Dataset rows about figures
◇ ◇ ◇ ◇
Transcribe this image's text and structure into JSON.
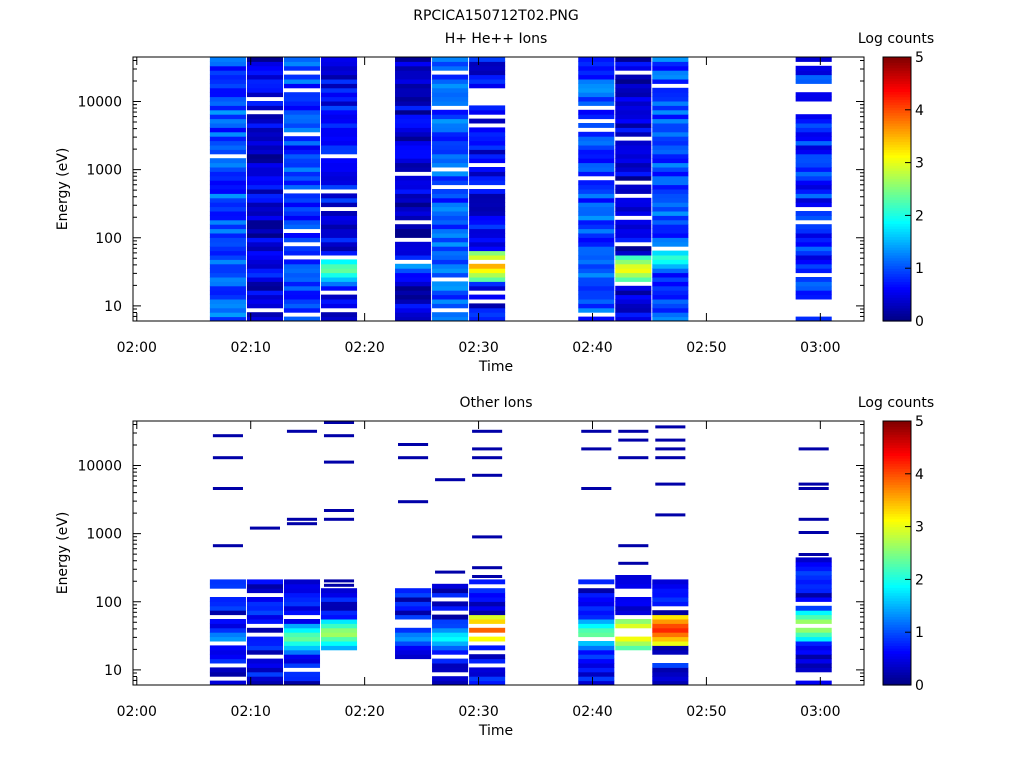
{
  "figure": {
    "title": "RPCICA150712T02.PNG"
  },
  "chart_data": [
    {
      "type": "heatmap",
      "title": "H+ He++ Ions",
      "xlabel": "Time",
      "ylabel": "Energy (eV)",
      "yscale": "log",
      "xlim": [
        "01:59:40",
        "03:03:50"
      ],
      "ylim": [
        6,
        45000
      ],
      "x_ticks": [
        "02:00",
        "02:10",
        "02:20",
        "02:30",
        "02:40",
        "02:50",
        "03:00"
      ],
      "y_ticks": [
        "10",
        "100",
        "1000",
        "10000"
      ],
      "colorbar": {
        "label": "Log counts",
        "range": [
          0,
          5
        ],
        "ticks": [
          "0",
          "1",
          "2",
          "3",
          "4",
          "5"
        ]
      },
      "grid": false,
      "columns": [
        {
          "start": "02:06:25",
          "end": "02:09:35",
          "dominant_log_counts": 1.0,
          "low_energy_peak": {
            "energy": 10,
            "log_counts": 1.0
          }
        },
        {
          "start": "02:09:40",
          "end": "02:12:50",
          "dominant_log_counts": 0.4,
          "low_energy_peak": {
            "energy": 30,
            "log_counts": 1.0
          }
        },
        {
          "start": "02:12:55",
          "end": "02:16:05",
          "dominant_log_counts": 0.9,
          "low_energy_peak": {
            "energy": 40,
            "log_counts": 1.0
          }
        },
        {
          "start": "02:16:10",
          "end": "02:19:20",
          "dominant_log_counts": 0.6,
          "low_energy_peak": {
            "energy": 35,
            "log_counts": 2.5
          }
        },
        {
          "start": "02:22:40",
          "end": "02:25:50",
          "dominant_log_counts": 0.4,
          "low_energy_peak": {
            "energy": 40,
            "log_counts": 1.5
          }
        },
        {
          "start": "02:25:55",
          "end": "02:29:05",
          "dominant_log_counts": 1.0,
          "low_energy_peak": {
            "energy": 35,
            "log_counts": 1.5
          }
        },
        {
          "start": "02:29:10",
          "end": "02:32:20",
          "dominant_log_counts": 0.6,
          "low_energy_peak": {
            "energy": 40,
            "log_counts": 3.6
          }
        },
        {
          "start": "02:38:45",
          "end": "02:41:55",
          "dominant_log_counts": 1.0,
          "low_energy_peak": {
            "energy": 25,
            "log_counts": 1.0
          }
        },
        {
          "start": "02:42:00",
          "end": "02:45:10",
          "dominant_log_counts": 0.4,
          "low_energy_peak": {
            "energy": 35,
            "log_counts": 3.2
          }
        },
        {
          "start": "02:45:15",
          "end": "02:48:25",
          "dominant_log_counts": 1.0,
          "low_energy_peak": {
            "energy": 50,
            "log_counts": 2.2
          }
        },
        {
          "start": "02:57:50",
          "end": "03:01:00",
          "dominant_log_counts": 0.8,
          "low_energy_peak": {
            "energy": 20,
            "log_counts": 1.3
          }
        }
      ]
    },
    {
      "type": "heatmap",
      "title": "Other Ions",
      "xlabel": "Time",
      "ylabel": "Energy (eV)",
      "yscale": "log",
      "xlim": [
        "01:59:40",
        "03:03:50"
      ],
      "ylim": [
        6,
        45000
      ],
      "x_ticks": [
        "02:00",
        "02:10",
        "02:20",
        "02:30",
        "02:40",
        "02:50",
        "03:00"
      ],
      "y_ticks": [
        "10",
        "100",
        "1000",
        "10000"
      ],
      "colorbar": {
        "label": "Log counts",
        "range": [
          0,
          5
        ],
        "ticks": [
          "0",
          "1",
          "2",
          "3",
          "4",
          "5"
        ]
      },
      "grid": false,
      "columns": [
        {
          "start": "02:06:25",
          "end": "02:09:35",
          "energy_range": [
            6,
            200
          ],
          "peak": {
            "energy": 30,
            "log_counts": 1.5
          }
        },
        {
          "start": "02:09:40",
          "end": "02:12:50",
          "energy_range": [
            6,
            200
          ],
          "peak": {
            "energy": 25,
            "log_counts": 0.8
          }
        },
        {
          "start": "02:12:55",
          "end": "02:16:05",
          "energy_range": [
            6,
            200
          ],
          "peak": {
            "energy": 30,
            "log_counts": 2.5
          }
        },
        {
          "start": "02:16:10",
          "end": "02:19:20",
          "energy_range": [
            20,
            160
          ],
          "peak": {
            "energy": 35,
            "log_counts": 2.8
          }
        },
        {
          "start": "02:22:40",
          "end": "02:25:50",
          "energy_range": [
            15,
            160
          ],
          "peak": {
            "energy": 30,
            "log_counts": 1.5
          }
        },
        {
          "start": "02:25:55",
          "end": "02:29:05",
          "energy_range": [
            6,
            200
          ],
          "peak": {
            "energy": 30,
            "log_counts": 2.0
          }
        },
        {
          "start": "02:29:10",
          "end": "02:32:20",
          "energy_range": [
            6,
            200
          ],
          "peak": {
            "energy": 40,
            "log_counts": 4.0
          }
        },
        {
          "start": "02:38:45",
          "end": "02:41:55",
          "energy_range": [
            6,
            220
          ],
          "peak": {
            "energy": 35,
            "log_counts": 2.5
          }
        },
        {
          "start": "02:42:00",
          "end": "02:45:10",
          "energy_range": [
            20,
            230
          ],
          "peak": {
            "energy": 35,
            "log_counts": 3.6
          }
        },
        {
          "start": "02:45:15",
          "end": "02:48:25",
          "energy_range": [
            6,
            220
          ],
          "peak": {
            "energy": 40,
            "log_counts": 4.3
          }
        },
        {
          "start": "02:57:50",
          "end": "03:01:00",
          "energy_range": [
            6,
            450
          ],
          "peak": {
            "energy": 45,
            "log_counts": 3.0
          }
        }
      ]
    }
  ]
}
◇ ◇ ◇ ◇
Reproduce the listing above exactly, excluding all pictures.

**EXERCISE RESPONSE:**
Transcribe this image's text and structure into JSON.
{
  "figure": {
    "title": "RPCICA150712T02.PNG"
  },
  "chart_data": [
    {
      "type": "heatmap",
      "title": "H+ He++ Ions",
      "xlabel": "Time",
      "ylabel": "Energy (eV)",
      "yscale": "log",
      "xlim": [
        "01:59:40",
        "03:03:50"
      ],
      "ylim": [
        6,
        45000
      ],
      "x_ticks": [
        "02:00",
        "02:10",
        "02:20",
        "02:30",
        "02:40",
        "02:50",
        "03:00"
      ],
      "y_ticks": [
        "10",
        "100",
        "1000",
        "10000"
      ],
      "colorbar": {
        "label": "Log counts",
        "range": [
          0,
          5
        ],
        "ticks": [
          "0",
          "1",
          "2",
          "3",
          "4",
          "5"
        ]
      },
      "grid": false,
      "columns": [
        {
          "start": "02:06:25",
          "end": "02:09:35",
          "dominant_log_counts": 1.0,
          "low_energy_peak": {
            "energy": 10,
            "log_counts": 1.0
          }
        },
        {
          "start": "02:09:40",
          "end": "02:12:50",
          "dominant_log_counts": 0.4,
          "low_energy_peak": {
            "energy": 30,
            "log_counts": 1.0
          }
        },
        {
          "start": "02:12:55",
          "end": "02:16:05",
          "dominant_log_counts": 0.9,
          "low_energy_peak": {
            "energy": 40,
            "log_counts": 1.0
          }
        },
        {
          "start": "02:16:10",
          "end": "02:19:20",
          "dominant_log_counts": 0.6,
          "low_energy_peak": {
            "energy": 35,
            "log_counts": 2.5
          }
        },
        {
          "start": "02:22:40",
          "end": "02:25:50",
          "dominant_log_counts": 0.4,
          "low_energy_peak": {
            "energy": 40,
            "log_counts": 1.5
          }
        },
        {
          "start": "02:25:55",
          "end": "02:29:05",
          "dominant_log_counts": 1.0,
          "low_energy_peak": {
            "energy": 35,
            "log_counts": 1.5
          }
        },
        {
          "start": "02:29:10",
          "end": "02:32:20",
          "dominant_log_counts": 0.6,
          "low_energy_peak": {
            "energy": 40,
            "log_counts": 3.6
          }
        },
        {
          "start": "02:38:45",
          "end": "02:41:55",
          "dominant_log_counts": 1.0,
          "low_energy_peak": {
            "energy": 25,
            "log_counts": 1.0
          }
        },
        {
          "start": "02:42:00",
          "end": "02:45:10",
          "dominant_log_counts": 0.4,
          "low_energy_peak": {
            "energy": 35,
            "log_counts": 3.2
          }
        },
        {
          "start": "02:45:15",
          "end": "02:48:25",
          "dominant_log_counts": 1.0,
          "low_energy_peak": {
            "energy": 50,
            "log_counts": 2.2
          }
        },
        {
          "start": "02:57:50",
          "end": "03:01:00",
          "dominant_log_counts": 0.8,
          "low_energy_peak": {
            "energy": 20,
            "log_counts": 1.3
          }
        }
      ]
    },
    {
      "type": "heatmap",
      "title": "Other Ions",
      "xlabel": "Time",
      "ylabel": "Energy (eV)",
      "yscale": "log",
      "xlim": [
        "01:59:40",
        "03:03:50"
      ],
      "ylim": [
        6,
        45000
      ],
      "x_ticks": [
        "02:00",
        "02:10",
        "02:20",
        "02:30",
        "02:40",
        "02:50",
        "03:00"
      ],
      "y_ticks": [
        "10",
        "100",
        "1000",
        "10000"
      ],
      "colorbar": {
        "label": "Log counts",
        "range": [
          0,
          5
        ],
        "ticks": [
          "0",
          "1",
          "2",
          "3",
          "4",
          "5"
        ]
      },
      "grid": false,
      "columns": [
        {
          "start": "02:06:25",
          "end": "02:09:35",
          "energy_range": [
            6,
            200
          ],
          "peak": {
            "energy": 30,
            "log_counts": 1.5
          }
        },
        {
          "start": "02:09:40",
          "end": "02:12:50",
          "energy_range": [
            6,
            200
          ],
          "peak": {
            "energy": 25,
            "log_counts": 0.8
          }
        },
        {
          "start": "02:12:55",
          "end": "02:16:05",
          "energy_range": [
            6,
            200
          ],
          "peak": {
            "energy": 30,
            "log_counts": 2.5
          }
        },
        {
          "start": "02:16:10",
          "end": "02:19:20",
          "energy_range": [
            20,
            160
          ],
          "peak": {
            "energy": 35,
            "log_counts": 2.8
          }
        },
        {
          "start": "02:22:40",
          "end": "02:25:50",
          "energy_range": [
            15,
            160
          ],
          "peak": {
            "energy": 30,
            "log_counts": 1.5
          }
        },
        {
          "start": "02:25:55",
          "end": "02:29:05",
          "energy_range": [
            6,
            200
          ],
          "peak": {
            "energy": 30,
            "log_counts": 2.0
          }
        },
        {
          "start": "02:29:10",
          "end": "02:32:20",
          "energy_range": [
            6,
            200
          ],
          "peak": {
            "energy": 40,
            "log_counts": 4.0
          }
        },
        {
          "start": "02:38:45",
          "end": "02:41:55",
          "energy_range": [
            6,
            220
          ],
          "peak": {
            "energy": 35,
            "log_counts": 2.5
          }
        },
        {
          "start": "02:42:00",
          "end": "02:45:10",
          "energy_range": [
            20,
            230
          ],
          "peak": {
            "energy": 35,
            "log_counts": 3.6
          }
        },
        {
          "start": "02:45:15",
          "end": "02:48:25",
          "energy_range": [
            6,
            220
          ],
          "peak": {
            "energy": 40,
            "log_counts": 4.3
          }
        },
        {
          "start": "02:57:50",
          "end": "03:01:00",
          "energy_range": [
            6,
            450
          ],
          "peak": {
            "energy": 45,
            "log_counts": 3.0
          }
        }
      ]
    }
  ]
}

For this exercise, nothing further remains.